_Instructions to follow_
Write out the listing exactly as it is given.

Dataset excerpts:
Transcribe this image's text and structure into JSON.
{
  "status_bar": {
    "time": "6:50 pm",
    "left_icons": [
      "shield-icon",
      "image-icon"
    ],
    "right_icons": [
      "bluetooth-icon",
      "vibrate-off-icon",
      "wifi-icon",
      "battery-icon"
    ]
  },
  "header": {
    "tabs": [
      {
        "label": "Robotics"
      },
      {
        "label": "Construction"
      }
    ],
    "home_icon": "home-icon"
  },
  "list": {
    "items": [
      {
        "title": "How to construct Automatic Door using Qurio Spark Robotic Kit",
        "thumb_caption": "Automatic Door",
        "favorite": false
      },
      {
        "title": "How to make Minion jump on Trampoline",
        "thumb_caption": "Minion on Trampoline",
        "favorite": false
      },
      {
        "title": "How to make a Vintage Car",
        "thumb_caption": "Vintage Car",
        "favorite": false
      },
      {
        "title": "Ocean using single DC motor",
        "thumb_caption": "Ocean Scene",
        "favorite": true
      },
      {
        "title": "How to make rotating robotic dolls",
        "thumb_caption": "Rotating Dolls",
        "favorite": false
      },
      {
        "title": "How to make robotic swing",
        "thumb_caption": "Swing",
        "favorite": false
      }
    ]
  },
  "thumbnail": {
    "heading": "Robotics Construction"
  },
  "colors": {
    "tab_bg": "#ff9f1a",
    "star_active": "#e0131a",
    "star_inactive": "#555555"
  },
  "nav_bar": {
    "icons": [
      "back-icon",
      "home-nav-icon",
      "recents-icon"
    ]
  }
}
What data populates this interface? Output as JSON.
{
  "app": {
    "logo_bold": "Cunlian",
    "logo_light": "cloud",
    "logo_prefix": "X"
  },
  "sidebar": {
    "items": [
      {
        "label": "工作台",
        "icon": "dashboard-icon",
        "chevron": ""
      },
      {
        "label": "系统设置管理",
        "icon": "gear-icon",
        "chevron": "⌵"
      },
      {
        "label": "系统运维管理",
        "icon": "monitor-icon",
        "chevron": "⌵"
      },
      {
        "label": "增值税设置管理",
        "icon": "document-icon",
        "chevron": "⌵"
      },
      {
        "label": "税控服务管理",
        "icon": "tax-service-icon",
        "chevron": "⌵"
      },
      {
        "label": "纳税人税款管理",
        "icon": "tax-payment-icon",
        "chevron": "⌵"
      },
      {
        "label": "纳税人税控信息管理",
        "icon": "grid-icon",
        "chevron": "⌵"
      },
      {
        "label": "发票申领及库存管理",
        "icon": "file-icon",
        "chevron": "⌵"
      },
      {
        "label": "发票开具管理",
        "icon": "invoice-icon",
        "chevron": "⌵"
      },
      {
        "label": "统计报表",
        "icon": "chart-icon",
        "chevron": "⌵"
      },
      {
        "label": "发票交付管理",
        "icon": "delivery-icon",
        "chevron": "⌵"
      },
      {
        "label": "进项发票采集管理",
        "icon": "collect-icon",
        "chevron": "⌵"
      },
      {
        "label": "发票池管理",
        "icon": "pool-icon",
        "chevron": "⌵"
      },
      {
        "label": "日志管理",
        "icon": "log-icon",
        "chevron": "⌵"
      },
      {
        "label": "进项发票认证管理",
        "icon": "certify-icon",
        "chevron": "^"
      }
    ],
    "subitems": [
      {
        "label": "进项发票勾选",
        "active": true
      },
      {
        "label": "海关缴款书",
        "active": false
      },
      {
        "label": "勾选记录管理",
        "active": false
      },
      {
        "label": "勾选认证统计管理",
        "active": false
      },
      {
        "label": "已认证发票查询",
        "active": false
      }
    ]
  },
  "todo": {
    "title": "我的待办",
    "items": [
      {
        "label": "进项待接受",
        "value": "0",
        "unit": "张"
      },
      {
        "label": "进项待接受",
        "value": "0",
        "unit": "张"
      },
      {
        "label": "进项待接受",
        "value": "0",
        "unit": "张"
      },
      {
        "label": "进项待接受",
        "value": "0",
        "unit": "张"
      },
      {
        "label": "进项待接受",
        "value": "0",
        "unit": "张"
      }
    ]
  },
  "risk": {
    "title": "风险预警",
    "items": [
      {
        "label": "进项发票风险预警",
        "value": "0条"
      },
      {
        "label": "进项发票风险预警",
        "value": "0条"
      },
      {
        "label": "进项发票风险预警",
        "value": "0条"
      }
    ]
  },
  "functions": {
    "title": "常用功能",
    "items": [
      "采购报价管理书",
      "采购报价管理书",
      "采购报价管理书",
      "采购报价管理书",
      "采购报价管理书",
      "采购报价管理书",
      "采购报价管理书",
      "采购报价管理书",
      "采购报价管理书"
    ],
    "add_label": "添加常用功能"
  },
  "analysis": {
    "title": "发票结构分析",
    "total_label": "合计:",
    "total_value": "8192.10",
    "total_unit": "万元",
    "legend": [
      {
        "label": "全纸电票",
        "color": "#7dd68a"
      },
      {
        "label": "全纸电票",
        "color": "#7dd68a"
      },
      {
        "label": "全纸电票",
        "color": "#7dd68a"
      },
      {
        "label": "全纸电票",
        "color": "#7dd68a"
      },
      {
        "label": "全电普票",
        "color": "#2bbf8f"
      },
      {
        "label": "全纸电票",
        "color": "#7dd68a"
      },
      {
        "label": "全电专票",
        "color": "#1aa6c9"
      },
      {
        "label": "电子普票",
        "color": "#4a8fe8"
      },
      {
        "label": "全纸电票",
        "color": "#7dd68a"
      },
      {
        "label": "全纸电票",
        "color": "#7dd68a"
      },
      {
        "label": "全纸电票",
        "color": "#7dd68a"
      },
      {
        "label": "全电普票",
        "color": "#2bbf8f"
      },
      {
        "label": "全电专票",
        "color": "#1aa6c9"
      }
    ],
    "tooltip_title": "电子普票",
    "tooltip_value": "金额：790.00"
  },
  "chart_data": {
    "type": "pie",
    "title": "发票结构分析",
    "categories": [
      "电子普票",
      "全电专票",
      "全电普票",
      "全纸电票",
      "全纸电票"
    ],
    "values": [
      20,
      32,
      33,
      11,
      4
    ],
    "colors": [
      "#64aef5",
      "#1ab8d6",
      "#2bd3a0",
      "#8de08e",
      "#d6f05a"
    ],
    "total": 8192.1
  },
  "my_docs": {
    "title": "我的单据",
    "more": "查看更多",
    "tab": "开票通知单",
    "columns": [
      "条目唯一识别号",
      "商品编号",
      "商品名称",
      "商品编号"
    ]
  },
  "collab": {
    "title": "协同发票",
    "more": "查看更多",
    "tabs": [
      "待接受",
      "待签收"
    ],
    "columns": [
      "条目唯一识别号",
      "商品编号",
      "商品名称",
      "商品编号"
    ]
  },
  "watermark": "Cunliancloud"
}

_Exercise response_
Transcribe this image's text and structure into JSON.
{
  "status_bar": {
    "time": "6:50 pm",
    "left_icons": [
      "shield-icon",
      "image-icon"
    ],
    "right_icons": [
      "bluetooth-icon",
      "vibrate-off-icon",
      "wifi-icon",
      "battery-icon"
    ]
  },
  "header": {
    "tabs": [
      {
        "label": "Robotics"
      },
      {
        "label": "Construction"
      }
    ],
    "home_icon": "home-icon"
  },
  "list": {
    "items": [
      {
        "title": "How to construct Automatic Door using Qurio Spark Robotic Kit",
        "thumb_caption": "Automatic Door",
        "favorite": false
      },
      {
        "title": "How to make Minion jump on Trampoline",
        "thumb_caption": "Minion on Trampoline",
        "favorite": false
      },
      {
        "title": "How to make a Vintage Car",
        "thumb_caption": "Vintage Car",
        "favorite": false
      },
      {
        "title": "Ocean using single DC motor",
        "thumb_caption": "Ocean Scene",
        "favorite": true
      },
      {
        "title": "How to make rotating robotic dolls",
        "thumb_caption": "Rotating Dolls",
        "favorite": false
      },
      {
        "title": "How to make robotic swing",
        "thumb_caption": "Swing",
        "favorite": false
      }
    ]
  },
  "thumbnail": {
    "heading": "Robotics Construction"
  },
  "colors": {
    "tab_bg": "#ff9f1a",
    "star_active": "#e0131a",
    "star_inactive": "#555555"
  },
  "nav_bar": {
    "icons": [
      "back-icon",
      "home-nav-icon",
      "recents-icon"
    ]
  }
}
What data populates this interface? Output as JSON.
{
  "app": {
    "logo_bold": "Cunlian",
    "logo_light": "cloud",
    "logo_prefix": "X"
  },
  "sidebar": {
    "items": [
      {
        "label": "工作台",
        "icon": "dashboard-icon",
        "chevron": ""
      },
      {
        "label": "系统设置管理",
        "icon": "gear-icon",
        "chevron": "⌵"
      },
      {
        "label": "系统运维管理",
        "icon": "monitor-icon",
        "chevron": "⌵"
      },
      {
        "label": "增值税设置管理",
        "icon": "document-icon",
        "chevron": "⌵"
      },
      {
        "label": "税控服务管理",
        "icon": "tax-service-icon",
        "chevron": "⌵"
      },
      {
        "label": "纳税人税款管理",
        "icon": "tax-payment-icon",
        "chevron": "⌵"
      },
      {
        "label": "纳税人税控信息管理",
        "icon": "grid-icon",
        "chevron": "⌵"
      },
      {
        "label": "发票申领及库存管理",
        "icon": "file-icon",
        "chevron": "⌵"
      },
      {
        "label": "发票开具管理",
        "icon": "invoice-icon",
        "chevron": "⌵"
      },
      {
        "label": "统计报表",
        "icon": "chart-icon",
        "chevron": "⌵"
      },
      {
        "label": "发票交付管理",
        "icon": "delivery-icon",
        "chevron": "⌵"
      },
      {
        "label": "进项发票采集管理",
        "icon": "collect-icon",
        "chevron": "⌵"
      },
      {
        "label": "发票池管理",
        "icon": "pool-icon",
        "chevron": "⌵"
      },
      {
        "label": "日志管理",
        "icon": "log-icon",
        "chevron": "⌵"
      },
      {
        "label": "进项发票认证管理",
        "icon": "certify-icon",
        "chevron": "^"
      }
    ],
    "subitems": [
      {
        "label": "进项发票勾选",
        "active": true
      },
      {
        "label": "海关缴款书",
        "active": false
      },
      {
        "label": "勾选记录管理",
        "active": false
      },
      {
        "label": "勾选认证统计管理",
        "active": false
      },
      {
        "label": "已认证发票查询",
        "active": false
      }
    ]
  },
  "todo": {
    "title": "我的待办",
    "items": [
      {
        "label": "进项待接受",
        "value": "0",
        "unit": "张"
      },
      {
        "label": "进项待接受",
        "value": "0",
        "unit": "张"
      },
      {
        "label": "进项待接受",
        "value": "0",
        "unit": "张"
      },
      {
        "label": "进项待接受",
        "value": "0",
        "unit": "张"
      },
      {
        "label": "进项待接受",
        "value": "0",
        "unit": "张"
      }
    ]
  },
  "risk": {
    "title": "风险预警",
    "items": [
      {
        "label": "进项发票风险预警",
        "value": "0条"
      },
      {
        "label": "进项发票风险预警",
        "value": "0条"
      },
      {
        "label": "进项发票风险预警",
        "value": "0条"
      }
    ]
  },
  "functions": {
    "title": "常用功能",
    "items": [
      "采购报价管理书",
      "采购报价管理书",
      "采购报价管理书",
      "采购报价管理书",
      "采购报价管理书",
      "采购报价管理书",
      "采购报价管理书",
      "采购报价管理书",
      "采购报价管理书"
    ],
    "add_label": "添加常用功能"
  },
  "analysis": {
    "title": "发票结构分析",
    "total_label": "合计:",
    "total_value": "8192.10",
    "total_unit": "万元",
    "legend": [
      {
        "label": "全纸电票",
        "color": "#7dd68a"
      },
      {
        "label": "全纸电票",
        "color": "#7dd68a"
      },
      {
        "label": "全纸电票",
        "color": "#7dd68a"
      },
      {
        "label": "全纸电票",
        "color": "#7dd68a"
      },
      {
        "label": "全电普票",
        "color": "#2bbf8f"
      },
      {
        "label": "全纸电票",
        "color": "#7dd68a"
      },
      {
        "label": "全电专票",
        "color": "#1aa6c9"
      },
      {
        "label": "电子普票",
        "color": "#4a8fe8"
      },
      {
        "label": "全纸电票",
        "color": "#7dd68a"
      },
      {
        "label": "全纸电票",
        "color": "#7dd68a"
      },
      {
        "label": "全纸电票",
        "color": "#7dd68a"
      },
      {
        "label": "全电普票",
        "color": "#2bbf8f"
      },
      {
        "label": "全电专票",
        "color": "#1aa6c9"
      }
    ],
    "tooltip_title": "电子普票",
    "tooltip_value": "金额：790.00"
  },
  "chart_data": {
    "type": "pie",
    "title": "发票结构分析",
    "categories": [
      "电子普票",
      "全电专票",
      "全电普票",
      "全纸电票",
      "全纸电票"
    ],
    "values": [
      20,
      32,
      33,
      11,
      4
    ],
    "colors": [
      "#64aef5",
      "#1ab8d6",
      "#2bd3a0",
      "#8de08e",
      "#d6f05a"
    ],
    "total": 8192.1
  },
  "my_docs": {
    "title": "我的单据",
    "more": "查看更多",
    "tab": "开票通知单",
    "columns": [
      "条目唯一识别号",
      "商品编号",
      "商品名称",
      "商品编号"
    ]
  },
  "collab": {
    "title": "协同发票",
    "more": "查看更多",
    "tabs": [
      "待接受",
      "待签收"
    ],
    "columns": [
      "条目唯一识别号",
      "商品编号",
      "商品名称",
      "商品编号"
    ]
  },
  "watermark": "Cunliancloud"
}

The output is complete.